> **Complete the following**
[a] Say whether each statement agrees with the text on cyber resilience in financial services. Answer yes or no for each and quote the deciding words of the text. (i) The writer predicts that by 2030 every financial institution in the US will be fully cyber resilient. (ii) The resilience conference with the keynote was hosted by Dell and Microsoft. (iii) The Sheltered Harbor approach was devised in 2020.
[b] Write out the passage of the text on cyber resilience in financial services that begins at the words "Okay. Now that" and stops after the words "survived today's perils.".

Cyber Resilience in Financial Services

Severe but Plausible:  By 2030 all financial institutions in the US are fully cyber resilient, meaning that they are prepared for a severe but plausible attack that will knock out all operational capabilities, and they will continue to support their customers in spite of it.

Because of my involvement in Sheltered Harbor, I'm often asked to discuss resilience in financial services. I'm at the stage in my life where I have a lot to reflect upon. So, when I was asked to be a Keynote presenter to a financial services resilience conference hosted by Dell and AWS, I thought: "This is like preaching to the choir." I've been around long enough to remember the days when this industry pioneered the use of 'Non-Stop Computing' (and requestor-server technology, by the way) using Tandem computers, new-fangled personal computers and all that followed.  Resilience was the name of the game then, like it is now.

Okay. Now that I dated myself, let me advance the calendar to 2030. Yes, I'll skip today and then come back. And since I am an optimist at heart, I'll describe the 2030 where we've survived today's perils. 

I predict that by 2030 all financial institutions in the US are fully cyber resilient. By that I mean that they are all prepared for a devastating attack that will knock out all operational capabilities, and they know that they will continue to support their customers in spite of it. (My timing may be off by a few years, but I think we can get there. I'm an optimist. Actually, we must get there.) The current dynamic of whack-a-mole is unsustainable. I want to note that in my view of 2030, today's version of Sheltered Harbor will no longer be necessary. (Let me explain: I've been involved with Sheltered Harbor since we came up with the trusted approach that allows us to maintain public confidence even after a dire cyber-attack wipes out the operational capabilities of a bank, credit union or brokerage. That was back in 2016/17. As a not-for-profit industry initiative, we have been refining the approach and educating the entire industry and the ecosystem that supports it ever since.)

> **Supplied material**
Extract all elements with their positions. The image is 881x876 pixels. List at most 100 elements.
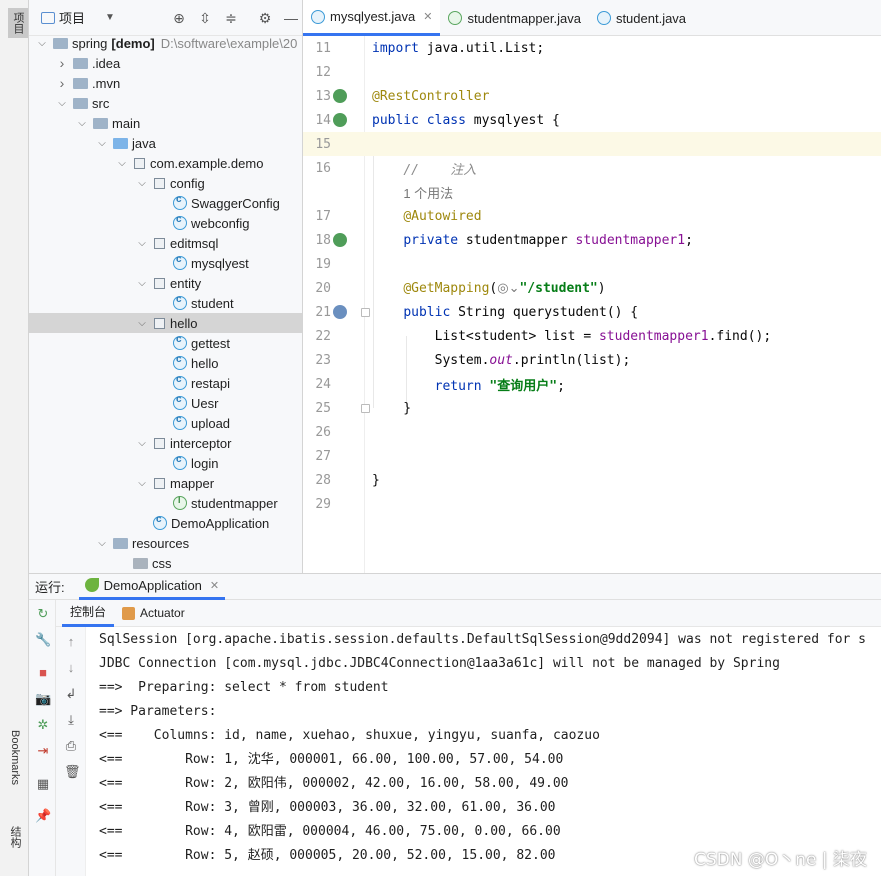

> **Responses to the exercise**
[a]
(i) Yes: "I predict that by 2030 all financial institutions in the US are fully cyber resilient."
(ii) No: "hosted by Dell and AWS"
(iii) No: "That was back in 2016/17."

[b]
Okay. Now that I dated myself, let me advance the calendar to 2030. Yes, I'll skip today and then come back. And since I am an optimist at heart, I'll describe the 2030 where we've survived today's perils.